OBJECTIVE: Go through the listing and return every line with "следующего" in it.
>> START EXTRACTED RECORDS
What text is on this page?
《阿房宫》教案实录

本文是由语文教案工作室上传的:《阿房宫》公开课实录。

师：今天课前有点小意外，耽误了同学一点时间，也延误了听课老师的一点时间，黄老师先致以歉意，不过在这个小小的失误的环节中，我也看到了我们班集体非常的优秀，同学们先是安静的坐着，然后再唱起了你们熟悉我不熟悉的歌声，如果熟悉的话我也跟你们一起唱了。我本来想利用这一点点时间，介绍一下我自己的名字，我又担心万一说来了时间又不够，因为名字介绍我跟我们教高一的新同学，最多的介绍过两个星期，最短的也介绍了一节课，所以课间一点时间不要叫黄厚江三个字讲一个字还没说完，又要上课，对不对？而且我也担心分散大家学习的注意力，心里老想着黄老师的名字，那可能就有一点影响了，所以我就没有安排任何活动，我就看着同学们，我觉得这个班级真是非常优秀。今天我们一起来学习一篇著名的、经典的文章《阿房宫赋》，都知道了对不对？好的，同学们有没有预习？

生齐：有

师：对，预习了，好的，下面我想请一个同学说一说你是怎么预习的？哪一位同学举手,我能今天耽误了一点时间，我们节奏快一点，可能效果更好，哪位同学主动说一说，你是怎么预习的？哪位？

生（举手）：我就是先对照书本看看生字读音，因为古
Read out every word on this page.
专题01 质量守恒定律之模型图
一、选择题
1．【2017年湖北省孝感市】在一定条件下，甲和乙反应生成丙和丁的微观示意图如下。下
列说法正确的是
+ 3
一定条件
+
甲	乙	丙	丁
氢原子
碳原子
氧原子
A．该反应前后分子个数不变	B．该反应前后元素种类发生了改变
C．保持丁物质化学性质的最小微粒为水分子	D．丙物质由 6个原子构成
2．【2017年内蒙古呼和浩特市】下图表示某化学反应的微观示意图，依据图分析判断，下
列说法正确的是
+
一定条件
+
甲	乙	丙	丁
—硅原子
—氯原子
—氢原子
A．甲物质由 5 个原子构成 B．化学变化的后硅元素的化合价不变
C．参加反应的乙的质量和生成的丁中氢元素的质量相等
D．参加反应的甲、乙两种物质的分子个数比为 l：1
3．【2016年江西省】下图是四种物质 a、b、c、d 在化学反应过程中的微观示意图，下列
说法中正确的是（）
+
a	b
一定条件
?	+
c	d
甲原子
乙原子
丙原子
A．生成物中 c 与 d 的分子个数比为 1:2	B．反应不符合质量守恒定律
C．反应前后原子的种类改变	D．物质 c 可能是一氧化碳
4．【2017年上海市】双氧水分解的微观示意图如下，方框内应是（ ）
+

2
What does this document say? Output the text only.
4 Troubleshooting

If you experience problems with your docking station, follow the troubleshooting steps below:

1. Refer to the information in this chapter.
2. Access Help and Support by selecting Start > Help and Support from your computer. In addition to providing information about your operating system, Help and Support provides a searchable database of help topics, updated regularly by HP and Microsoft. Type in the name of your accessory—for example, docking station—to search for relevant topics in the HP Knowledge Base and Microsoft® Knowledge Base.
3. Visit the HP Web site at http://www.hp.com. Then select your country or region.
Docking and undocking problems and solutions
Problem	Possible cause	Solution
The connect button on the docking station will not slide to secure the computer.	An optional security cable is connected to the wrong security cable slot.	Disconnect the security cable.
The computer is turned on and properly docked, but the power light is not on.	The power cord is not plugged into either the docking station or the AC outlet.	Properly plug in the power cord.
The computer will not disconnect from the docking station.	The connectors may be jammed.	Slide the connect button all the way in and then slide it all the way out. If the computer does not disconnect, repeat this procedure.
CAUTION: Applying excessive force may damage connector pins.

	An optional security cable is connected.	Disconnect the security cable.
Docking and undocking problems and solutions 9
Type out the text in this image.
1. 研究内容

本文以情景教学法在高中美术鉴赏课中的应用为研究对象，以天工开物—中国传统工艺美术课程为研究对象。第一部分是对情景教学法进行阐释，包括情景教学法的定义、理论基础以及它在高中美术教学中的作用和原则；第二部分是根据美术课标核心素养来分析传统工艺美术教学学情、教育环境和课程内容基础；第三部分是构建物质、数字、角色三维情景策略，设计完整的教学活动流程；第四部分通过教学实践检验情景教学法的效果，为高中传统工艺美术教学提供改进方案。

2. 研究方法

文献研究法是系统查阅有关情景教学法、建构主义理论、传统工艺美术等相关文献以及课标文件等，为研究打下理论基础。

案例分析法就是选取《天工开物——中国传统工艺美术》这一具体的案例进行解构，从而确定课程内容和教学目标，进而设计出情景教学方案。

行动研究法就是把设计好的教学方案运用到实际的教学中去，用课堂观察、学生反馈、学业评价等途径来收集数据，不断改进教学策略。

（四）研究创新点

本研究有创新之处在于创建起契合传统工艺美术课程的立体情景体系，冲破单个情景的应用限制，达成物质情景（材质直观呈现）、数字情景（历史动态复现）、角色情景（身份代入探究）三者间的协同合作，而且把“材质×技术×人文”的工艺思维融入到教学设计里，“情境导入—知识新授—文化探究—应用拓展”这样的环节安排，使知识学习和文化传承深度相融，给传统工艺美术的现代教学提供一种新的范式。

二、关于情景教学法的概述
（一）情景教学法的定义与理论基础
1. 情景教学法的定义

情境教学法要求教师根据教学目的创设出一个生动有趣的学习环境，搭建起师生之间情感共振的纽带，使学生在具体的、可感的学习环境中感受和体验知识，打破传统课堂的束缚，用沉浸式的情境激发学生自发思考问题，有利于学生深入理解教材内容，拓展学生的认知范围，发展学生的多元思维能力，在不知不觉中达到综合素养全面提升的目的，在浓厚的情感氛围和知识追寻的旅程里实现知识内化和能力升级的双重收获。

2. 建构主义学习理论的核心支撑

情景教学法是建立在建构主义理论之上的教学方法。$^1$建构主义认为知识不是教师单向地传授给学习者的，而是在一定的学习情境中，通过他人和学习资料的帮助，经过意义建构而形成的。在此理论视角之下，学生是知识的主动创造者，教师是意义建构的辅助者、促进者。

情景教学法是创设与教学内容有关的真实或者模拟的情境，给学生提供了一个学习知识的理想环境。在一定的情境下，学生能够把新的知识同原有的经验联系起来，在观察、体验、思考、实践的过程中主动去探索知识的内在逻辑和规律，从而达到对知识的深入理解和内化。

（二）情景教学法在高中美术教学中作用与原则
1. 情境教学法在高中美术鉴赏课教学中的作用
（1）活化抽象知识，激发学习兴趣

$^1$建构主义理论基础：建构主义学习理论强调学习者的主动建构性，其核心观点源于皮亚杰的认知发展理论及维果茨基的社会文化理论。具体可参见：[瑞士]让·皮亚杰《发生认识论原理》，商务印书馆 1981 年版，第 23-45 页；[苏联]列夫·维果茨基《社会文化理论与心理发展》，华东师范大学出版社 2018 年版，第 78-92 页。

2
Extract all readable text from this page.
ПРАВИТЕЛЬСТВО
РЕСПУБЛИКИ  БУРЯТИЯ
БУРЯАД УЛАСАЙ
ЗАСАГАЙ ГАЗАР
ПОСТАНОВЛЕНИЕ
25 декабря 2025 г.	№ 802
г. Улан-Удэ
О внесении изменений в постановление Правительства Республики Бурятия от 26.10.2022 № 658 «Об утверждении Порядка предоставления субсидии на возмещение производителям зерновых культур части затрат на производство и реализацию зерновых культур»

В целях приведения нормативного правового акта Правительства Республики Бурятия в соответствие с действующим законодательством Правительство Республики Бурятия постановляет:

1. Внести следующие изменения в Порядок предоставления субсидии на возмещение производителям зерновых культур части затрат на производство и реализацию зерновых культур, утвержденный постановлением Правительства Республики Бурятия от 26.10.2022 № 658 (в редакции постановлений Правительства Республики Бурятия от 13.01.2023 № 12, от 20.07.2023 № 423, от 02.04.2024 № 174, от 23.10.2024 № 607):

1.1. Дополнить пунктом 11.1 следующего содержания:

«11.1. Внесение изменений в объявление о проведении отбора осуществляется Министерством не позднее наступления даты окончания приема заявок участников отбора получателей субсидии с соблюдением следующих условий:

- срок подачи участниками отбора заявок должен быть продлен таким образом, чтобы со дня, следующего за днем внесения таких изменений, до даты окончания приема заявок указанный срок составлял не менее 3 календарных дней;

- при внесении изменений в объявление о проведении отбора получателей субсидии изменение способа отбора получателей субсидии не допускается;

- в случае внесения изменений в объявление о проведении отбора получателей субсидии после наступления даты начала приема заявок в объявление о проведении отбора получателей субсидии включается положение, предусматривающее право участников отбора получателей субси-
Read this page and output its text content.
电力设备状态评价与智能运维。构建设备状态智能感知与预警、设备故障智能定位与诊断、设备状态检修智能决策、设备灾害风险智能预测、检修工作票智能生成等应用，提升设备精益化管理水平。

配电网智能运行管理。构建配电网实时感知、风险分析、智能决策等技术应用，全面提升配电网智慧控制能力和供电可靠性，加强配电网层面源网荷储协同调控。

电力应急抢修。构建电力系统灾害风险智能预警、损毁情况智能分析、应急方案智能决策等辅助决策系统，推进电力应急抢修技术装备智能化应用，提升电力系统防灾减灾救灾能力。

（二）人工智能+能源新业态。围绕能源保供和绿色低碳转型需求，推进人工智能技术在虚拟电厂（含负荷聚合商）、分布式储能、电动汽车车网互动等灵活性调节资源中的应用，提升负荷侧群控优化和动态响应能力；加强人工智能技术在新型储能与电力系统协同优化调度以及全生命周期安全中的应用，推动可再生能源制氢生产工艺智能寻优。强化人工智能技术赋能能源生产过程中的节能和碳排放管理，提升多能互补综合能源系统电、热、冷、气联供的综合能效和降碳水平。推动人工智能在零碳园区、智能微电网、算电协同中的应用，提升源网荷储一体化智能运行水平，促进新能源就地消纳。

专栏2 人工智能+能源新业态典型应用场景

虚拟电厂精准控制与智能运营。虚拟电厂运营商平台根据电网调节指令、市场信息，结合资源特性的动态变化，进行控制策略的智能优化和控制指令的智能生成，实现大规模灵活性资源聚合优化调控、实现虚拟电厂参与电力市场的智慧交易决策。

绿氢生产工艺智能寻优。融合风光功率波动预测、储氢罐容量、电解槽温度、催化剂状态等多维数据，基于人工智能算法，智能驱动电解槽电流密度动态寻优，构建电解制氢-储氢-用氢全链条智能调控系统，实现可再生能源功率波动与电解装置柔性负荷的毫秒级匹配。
>> END EXTRACTED RECORDS
WORKED ANSWER:
1.1. Дополнить пунктом 11.1 следующего содержания:
- срок подачи участниками отбора заявок должен быть продлен таким образом, чтобы со дня, следующего за днем внесения таких изменений, до даты окончания приема заявок указанный срок составлял не менее 3 календарных дней;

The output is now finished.